Dataset records:
┄┄┄┄┄┄

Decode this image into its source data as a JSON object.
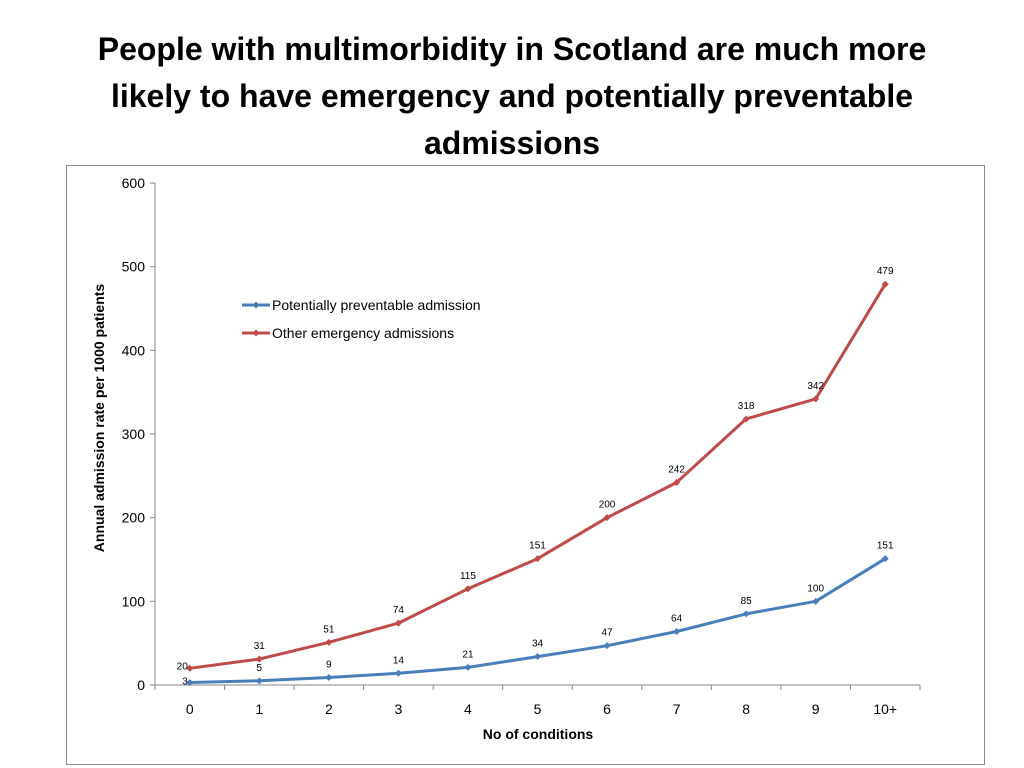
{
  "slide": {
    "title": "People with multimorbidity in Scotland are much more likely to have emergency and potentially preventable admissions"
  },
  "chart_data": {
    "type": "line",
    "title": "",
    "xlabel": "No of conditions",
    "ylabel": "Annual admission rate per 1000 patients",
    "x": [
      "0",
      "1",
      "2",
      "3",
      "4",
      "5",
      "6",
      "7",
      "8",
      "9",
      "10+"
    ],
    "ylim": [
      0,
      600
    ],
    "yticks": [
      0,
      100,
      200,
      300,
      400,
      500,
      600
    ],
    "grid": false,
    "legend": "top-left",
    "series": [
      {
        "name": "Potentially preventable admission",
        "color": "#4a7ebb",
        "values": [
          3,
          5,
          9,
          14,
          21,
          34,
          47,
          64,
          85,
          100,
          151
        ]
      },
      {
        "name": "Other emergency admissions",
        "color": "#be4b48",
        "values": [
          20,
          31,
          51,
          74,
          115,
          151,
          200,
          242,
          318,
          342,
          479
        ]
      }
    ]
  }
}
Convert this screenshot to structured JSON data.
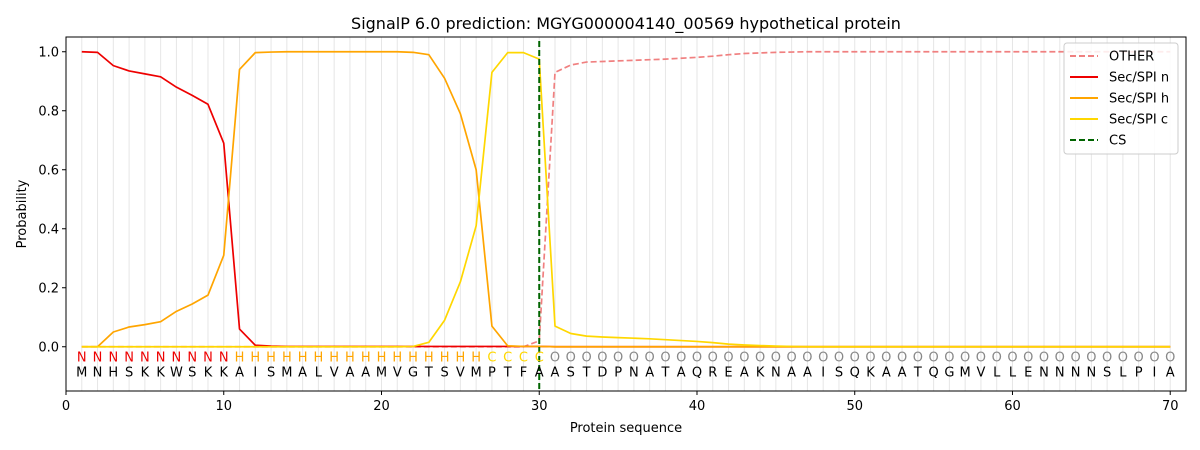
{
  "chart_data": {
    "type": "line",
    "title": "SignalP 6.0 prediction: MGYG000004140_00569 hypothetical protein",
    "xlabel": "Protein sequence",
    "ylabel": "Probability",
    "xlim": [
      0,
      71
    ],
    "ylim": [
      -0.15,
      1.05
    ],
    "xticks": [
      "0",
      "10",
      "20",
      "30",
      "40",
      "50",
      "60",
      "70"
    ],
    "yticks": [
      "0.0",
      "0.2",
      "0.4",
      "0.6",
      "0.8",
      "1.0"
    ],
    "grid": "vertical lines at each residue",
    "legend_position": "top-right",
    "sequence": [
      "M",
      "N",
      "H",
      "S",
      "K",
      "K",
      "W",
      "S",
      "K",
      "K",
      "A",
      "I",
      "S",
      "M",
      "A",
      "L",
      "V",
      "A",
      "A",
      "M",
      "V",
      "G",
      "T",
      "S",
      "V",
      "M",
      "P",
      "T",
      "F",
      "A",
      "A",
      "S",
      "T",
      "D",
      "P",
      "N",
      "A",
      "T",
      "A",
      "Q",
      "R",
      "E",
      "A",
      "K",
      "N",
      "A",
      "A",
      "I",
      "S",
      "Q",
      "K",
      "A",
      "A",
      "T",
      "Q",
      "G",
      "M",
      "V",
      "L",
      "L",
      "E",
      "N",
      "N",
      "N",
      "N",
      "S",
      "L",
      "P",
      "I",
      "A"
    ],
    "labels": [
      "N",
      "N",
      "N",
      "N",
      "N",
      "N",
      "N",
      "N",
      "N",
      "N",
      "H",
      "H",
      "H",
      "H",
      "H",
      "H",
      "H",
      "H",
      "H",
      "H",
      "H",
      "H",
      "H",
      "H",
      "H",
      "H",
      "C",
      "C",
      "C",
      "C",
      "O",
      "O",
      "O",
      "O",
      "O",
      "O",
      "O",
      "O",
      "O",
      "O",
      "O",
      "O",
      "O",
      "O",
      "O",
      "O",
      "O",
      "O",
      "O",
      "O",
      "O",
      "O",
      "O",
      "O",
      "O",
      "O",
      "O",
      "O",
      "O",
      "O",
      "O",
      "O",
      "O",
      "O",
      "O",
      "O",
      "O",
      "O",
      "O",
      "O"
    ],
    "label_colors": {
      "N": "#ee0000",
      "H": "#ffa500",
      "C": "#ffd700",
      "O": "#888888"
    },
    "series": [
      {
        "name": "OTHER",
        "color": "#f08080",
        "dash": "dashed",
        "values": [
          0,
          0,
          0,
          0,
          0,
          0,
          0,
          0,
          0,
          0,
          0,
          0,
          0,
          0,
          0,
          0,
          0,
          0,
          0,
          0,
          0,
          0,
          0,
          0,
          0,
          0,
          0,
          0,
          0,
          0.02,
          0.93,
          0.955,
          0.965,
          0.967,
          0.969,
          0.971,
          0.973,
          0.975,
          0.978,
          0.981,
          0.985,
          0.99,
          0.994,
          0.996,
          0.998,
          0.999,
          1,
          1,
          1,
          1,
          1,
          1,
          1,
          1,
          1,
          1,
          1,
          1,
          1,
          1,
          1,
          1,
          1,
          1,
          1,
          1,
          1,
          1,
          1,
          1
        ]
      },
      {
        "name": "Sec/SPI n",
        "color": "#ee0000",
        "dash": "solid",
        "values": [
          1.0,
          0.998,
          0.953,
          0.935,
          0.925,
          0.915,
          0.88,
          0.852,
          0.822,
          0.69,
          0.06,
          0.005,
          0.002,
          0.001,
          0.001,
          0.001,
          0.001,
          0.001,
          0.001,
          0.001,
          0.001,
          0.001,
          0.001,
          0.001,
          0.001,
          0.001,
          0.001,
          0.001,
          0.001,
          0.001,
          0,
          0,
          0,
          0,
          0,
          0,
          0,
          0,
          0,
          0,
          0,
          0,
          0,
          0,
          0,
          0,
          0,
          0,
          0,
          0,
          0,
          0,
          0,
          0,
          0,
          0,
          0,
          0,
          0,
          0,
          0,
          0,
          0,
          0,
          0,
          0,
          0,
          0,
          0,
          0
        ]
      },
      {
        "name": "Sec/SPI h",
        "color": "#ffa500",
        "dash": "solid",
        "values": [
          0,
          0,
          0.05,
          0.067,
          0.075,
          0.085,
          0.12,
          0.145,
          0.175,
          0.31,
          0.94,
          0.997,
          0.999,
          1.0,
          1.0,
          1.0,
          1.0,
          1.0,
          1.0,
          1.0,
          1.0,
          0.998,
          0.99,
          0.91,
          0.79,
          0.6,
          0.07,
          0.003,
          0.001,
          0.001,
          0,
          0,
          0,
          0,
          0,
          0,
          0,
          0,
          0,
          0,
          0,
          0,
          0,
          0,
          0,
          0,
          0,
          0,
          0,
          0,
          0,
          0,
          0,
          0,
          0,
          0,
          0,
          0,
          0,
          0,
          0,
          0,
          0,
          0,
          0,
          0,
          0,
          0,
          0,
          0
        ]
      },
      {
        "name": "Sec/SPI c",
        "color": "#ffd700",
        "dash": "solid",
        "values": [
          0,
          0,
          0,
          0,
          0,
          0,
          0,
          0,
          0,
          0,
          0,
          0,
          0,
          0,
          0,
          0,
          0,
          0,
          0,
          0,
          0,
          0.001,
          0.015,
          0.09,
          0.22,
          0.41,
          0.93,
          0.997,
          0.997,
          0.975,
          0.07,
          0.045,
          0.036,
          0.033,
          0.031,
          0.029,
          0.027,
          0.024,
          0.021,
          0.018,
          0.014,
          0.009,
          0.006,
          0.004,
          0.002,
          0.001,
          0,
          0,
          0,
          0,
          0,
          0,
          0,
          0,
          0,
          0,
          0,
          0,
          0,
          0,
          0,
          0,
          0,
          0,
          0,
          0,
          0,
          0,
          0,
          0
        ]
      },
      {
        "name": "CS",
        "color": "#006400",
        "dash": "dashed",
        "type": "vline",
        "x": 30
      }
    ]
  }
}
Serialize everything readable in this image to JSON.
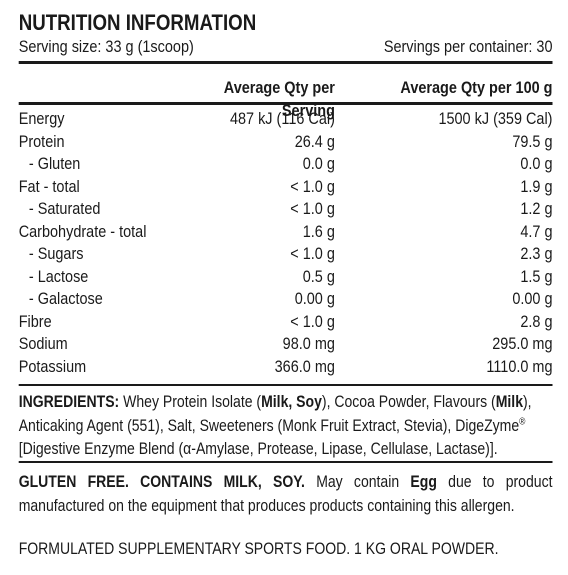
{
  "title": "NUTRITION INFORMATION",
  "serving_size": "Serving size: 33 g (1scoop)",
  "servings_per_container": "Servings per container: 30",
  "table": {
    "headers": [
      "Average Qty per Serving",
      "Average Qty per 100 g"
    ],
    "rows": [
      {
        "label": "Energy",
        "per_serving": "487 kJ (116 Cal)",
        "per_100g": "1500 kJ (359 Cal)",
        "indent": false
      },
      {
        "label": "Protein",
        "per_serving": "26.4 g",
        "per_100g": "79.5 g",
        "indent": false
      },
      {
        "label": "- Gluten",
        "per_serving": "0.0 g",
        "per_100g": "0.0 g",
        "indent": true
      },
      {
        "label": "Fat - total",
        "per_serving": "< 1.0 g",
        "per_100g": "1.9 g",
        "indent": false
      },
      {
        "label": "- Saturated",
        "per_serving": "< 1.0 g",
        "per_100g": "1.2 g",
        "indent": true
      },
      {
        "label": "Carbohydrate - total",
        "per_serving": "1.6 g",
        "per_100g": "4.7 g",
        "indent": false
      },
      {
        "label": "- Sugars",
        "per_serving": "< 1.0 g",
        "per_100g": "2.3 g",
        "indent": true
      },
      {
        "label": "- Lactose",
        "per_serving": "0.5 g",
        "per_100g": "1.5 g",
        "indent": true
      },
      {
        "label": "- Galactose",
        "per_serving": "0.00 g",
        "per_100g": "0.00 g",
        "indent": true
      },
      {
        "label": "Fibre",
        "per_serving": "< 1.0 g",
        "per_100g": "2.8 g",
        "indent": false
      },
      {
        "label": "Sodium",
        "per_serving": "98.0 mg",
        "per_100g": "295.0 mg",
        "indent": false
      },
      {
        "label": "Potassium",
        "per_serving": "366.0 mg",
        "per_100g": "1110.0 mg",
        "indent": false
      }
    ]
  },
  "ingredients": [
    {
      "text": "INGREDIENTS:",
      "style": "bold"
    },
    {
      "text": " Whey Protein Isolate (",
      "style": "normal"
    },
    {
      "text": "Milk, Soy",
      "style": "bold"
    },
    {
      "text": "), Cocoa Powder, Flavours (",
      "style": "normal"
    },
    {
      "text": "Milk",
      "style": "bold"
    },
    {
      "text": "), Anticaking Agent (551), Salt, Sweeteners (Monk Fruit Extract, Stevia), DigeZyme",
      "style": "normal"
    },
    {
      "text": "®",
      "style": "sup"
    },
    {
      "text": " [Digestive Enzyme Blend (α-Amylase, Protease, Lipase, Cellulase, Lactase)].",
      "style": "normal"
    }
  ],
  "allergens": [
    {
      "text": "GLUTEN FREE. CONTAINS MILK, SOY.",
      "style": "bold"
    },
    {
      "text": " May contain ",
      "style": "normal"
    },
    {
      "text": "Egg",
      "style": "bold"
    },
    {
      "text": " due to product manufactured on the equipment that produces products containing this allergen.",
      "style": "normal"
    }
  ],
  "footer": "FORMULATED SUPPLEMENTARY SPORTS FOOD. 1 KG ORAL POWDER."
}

┄┄┄┄┄┄

EXERCISE: Collect every line with the string "image" from the records, and copy each.

ANSWER BOX:
Decode this image into its source data as a JSON object.
Serialize everything readable in this image to JSON.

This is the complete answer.